### Aim
Count every line in the entries that contains "Szkoły". Report that count alone.

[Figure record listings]

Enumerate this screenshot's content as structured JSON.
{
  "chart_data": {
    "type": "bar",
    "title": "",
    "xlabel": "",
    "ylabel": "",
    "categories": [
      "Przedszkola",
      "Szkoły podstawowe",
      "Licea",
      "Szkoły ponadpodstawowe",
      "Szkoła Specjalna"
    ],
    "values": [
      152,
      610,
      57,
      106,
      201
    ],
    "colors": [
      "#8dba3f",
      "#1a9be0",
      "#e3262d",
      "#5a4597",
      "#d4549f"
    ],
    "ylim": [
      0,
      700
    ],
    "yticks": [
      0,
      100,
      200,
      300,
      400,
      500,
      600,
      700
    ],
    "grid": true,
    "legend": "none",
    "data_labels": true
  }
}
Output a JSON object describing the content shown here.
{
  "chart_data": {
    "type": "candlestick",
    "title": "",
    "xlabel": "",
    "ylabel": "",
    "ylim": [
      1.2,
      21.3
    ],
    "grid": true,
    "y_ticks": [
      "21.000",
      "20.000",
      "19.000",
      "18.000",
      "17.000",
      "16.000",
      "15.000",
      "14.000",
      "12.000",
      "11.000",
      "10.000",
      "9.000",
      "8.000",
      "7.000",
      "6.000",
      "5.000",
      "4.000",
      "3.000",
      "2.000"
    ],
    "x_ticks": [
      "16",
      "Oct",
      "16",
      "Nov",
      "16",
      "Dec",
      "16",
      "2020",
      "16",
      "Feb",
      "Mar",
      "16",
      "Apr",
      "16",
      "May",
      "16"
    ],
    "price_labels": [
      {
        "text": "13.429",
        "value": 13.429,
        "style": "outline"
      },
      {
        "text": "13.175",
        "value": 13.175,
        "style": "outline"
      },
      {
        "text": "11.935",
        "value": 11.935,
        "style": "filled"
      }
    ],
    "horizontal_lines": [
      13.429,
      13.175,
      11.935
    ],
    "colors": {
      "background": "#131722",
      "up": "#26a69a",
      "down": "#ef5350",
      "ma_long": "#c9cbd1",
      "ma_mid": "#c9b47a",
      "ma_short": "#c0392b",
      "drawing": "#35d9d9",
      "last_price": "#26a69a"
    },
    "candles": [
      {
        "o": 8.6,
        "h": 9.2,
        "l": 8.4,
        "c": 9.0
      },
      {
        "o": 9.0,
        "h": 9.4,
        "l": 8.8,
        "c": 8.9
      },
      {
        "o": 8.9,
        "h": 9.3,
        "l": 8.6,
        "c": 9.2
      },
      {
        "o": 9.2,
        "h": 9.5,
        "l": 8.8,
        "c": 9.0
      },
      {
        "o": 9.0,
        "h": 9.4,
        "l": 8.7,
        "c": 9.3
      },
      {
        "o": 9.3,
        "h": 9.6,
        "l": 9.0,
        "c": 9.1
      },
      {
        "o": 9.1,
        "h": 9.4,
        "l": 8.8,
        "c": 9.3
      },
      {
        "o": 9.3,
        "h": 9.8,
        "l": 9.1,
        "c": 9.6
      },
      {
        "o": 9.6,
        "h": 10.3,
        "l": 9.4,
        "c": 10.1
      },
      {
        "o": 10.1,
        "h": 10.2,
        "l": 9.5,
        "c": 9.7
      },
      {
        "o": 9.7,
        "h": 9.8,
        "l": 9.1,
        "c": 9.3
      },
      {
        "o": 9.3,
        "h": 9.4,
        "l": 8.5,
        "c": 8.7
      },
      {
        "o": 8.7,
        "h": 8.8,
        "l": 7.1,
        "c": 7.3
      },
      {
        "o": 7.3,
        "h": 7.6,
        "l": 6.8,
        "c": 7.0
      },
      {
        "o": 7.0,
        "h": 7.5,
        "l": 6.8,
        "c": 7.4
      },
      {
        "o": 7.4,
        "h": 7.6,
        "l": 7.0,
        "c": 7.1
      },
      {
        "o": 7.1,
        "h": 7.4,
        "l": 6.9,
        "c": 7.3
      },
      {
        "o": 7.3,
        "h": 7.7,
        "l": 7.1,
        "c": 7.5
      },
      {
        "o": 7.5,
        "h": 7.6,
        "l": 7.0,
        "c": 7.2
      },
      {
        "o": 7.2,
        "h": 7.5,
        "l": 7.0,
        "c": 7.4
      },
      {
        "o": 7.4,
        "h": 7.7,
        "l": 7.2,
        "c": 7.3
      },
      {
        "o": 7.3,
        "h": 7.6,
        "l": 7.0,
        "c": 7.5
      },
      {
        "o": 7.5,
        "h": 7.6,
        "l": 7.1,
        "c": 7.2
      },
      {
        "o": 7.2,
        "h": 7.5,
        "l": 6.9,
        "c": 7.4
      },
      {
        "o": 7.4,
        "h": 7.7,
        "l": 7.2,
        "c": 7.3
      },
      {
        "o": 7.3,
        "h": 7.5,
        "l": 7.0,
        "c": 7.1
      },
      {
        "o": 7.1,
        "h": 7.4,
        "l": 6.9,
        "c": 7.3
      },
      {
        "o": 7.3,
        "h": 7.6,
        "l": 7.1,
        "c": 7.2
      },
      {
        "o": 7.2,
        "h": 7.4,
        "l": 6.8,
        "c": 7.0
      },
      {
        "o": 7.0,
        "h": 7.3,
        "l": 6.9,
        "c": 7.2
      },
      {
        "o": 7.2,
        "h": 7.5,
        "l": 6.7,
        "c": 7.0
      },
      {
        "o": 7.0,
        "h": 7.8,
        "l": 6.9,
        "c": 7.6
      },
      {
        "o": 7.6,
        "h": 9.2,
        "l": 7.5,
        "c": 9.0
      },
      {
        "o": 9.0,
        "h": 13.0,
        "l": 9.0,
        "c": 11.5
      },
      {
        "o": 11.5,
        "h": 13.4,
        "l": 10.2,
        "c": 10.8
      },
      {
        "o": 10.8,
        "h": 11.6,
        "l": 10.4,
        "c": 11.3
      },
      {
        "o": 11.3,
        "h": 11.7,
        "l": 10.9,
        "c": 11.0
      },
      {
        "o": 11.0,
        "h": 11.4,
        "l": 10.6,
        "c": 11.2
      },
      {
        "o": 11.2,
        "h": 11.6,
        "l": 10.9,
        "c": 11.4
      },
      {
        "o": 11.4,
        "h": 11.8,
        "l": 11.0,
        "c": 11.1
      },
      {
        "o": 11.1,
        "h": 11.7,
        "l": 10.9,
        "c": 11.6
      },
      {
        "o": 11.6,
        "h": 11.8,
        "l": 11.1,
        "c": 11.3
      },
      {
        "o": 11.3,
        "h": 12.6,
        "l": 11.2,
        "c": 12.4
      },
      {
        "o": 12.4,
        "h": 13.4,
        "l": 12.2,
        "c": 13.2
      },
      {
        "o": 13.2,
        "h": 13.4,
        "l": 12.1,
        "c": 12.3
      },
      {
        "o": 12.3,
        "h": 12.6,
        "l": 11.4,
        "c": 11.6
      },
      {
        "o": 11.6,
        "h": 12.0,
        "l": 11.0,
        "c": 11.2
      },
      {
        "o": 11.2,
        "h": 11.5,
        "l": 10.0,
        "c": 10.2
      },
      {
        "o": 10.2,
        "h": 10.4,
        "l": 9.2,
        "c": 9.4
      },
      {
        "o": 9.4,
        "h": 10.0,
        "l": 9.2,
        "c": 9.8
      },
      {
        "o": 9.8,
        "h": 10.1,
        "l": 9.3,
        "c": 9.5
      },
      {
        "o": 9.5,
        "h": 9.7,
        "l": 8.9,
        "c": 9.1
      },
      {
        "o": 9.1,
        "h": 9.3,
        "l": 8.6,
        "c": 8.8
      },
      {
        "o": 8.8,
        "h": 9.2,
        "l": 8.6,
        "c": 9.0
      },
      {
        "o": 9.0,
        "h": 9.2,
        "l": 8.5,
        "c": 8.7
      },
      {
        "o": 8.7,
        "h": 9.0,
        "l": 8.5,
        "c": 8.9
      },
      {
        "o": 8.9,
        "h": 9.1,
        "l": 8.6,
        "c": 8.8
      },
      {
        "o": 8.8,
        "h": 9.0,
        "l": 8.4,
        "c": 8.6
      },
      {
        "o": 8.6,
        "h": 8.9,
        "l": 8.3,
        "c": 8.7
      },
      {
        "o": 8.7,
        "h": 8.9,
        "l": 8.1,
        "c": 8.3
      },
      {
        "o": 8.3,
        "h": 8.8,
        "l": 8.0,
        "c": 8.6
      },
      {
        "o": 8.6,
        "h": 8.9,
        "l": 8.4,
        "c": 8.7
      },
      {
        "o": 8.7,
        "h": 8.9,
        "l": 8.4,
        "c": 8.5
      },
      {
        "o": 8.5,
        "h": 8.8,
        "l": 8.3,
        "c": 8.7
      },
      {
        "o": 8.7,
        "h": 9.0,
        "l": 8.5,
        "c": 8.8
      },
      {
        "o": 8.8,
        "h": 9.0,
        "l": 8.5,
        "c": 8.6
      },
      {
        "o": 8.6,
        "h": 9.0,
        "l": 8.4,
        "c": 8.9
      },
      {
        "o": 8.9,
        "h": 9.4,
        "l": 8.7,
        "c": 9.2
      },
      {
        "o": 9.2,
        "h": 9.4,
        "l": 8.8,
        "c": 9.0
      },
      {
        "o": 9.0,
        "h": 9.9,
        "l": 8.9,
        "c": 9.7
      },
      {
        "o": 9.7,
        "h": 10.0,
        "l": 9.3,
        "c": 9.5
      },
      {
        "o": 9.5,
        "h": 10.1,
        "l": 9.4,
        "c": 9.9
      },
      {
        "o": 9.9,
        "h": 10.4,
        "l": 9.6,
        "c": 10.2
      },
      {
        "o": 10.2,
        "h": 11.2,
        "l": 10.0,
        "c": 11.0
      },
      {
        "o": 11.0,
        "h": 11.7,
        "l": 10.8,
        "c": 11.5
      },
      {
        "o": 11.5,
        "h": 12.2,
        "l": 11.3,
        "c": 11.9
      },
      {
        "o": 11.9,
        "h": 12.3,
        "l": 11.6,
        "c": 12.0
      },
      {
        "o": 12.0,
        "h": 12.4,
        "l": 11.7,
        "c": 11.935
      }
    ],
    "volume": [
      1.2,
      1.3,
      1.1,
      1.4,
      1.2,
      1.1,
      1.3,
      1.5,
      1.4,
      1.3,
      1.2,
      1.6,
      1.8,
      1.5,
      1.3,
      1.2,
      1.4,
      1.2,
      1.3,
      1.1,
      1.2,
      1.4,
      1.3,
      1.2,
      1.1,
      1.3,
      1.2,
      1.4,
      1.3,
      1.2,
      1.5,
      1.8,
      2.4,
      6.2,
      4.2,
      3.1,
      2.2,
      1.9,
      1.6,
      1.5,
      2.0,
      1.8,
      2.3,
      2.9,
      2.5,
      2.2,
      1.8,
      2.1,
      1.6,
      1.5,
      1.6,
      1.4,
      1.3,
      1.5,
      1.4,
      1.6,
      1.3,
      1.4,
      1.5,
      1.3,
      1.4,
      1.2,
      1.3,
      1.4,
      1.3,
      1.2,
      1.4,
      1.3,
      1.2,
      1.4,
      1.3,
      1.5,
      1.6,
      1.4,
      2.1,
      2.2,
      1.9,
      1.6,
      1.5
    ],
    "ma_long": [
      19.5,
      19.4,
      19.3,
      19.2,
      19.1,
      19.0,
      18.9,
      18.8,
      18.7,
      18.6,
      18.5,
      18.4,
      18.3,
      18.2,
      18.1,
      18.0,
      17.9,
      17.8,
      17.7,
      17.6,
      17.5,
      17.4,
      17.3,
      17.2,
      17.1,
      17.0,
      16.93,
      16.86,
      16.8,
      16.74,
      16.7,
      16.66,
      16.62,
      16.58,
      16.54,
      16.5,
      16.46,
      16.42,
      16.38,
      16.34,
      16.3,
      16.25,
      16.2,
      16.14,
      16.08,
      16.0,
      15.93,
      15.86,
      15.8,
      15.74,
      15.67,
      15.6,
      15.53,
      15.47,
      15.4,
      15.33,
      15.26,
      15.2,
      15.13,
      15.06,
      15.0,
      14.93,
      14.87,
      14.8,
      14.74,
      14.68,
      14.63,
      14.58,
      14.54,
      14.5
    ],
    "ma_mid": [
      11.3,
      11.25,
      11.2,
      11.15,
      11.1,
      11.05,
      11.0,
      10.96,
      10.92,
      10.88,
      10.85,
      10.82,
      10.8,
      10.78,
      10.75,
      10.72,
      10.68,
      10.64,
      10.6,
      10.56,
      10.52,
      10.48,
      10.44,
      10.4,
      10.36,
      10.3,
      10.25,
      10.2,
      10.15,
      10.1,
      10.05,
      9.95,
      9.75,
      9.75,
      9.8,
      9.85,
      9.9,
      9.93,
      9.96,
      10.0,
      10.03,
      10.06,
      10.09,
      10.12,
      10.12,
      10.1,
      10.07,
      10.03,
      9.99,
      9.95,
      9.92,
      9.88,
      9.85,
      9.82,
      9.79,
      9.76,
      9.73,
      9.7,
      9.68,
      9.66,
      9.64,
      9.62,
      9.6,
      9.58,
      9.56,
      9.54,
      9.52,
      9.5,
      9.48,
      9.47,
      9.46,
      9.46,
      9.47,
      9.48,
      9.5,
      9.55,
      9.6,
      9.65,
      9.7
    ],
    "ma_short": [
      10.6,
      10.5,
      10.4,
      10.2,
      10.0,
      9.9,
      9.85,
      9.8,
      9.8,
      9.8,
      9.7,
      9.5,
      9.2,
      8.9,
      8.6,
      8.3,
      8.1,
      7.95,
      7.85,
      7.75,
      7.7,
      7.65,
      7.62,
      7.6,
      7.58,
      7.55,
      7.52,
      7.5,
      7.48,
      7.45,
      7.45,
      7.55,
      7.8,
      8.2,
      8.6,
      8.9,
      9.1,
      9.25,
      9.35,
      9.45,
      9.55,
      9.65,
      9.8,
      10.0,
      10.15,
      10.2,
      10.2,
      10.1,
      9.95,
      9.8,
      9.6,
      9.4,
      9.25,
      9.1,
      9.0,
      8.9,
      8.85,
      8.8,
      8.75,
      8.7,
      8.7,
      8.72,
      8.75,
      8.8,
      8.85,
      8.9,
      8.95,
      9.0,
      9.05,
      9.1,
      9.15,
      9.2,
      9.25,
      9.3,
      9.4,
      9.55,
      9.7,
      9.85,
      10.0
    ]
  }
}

### Expected answer
2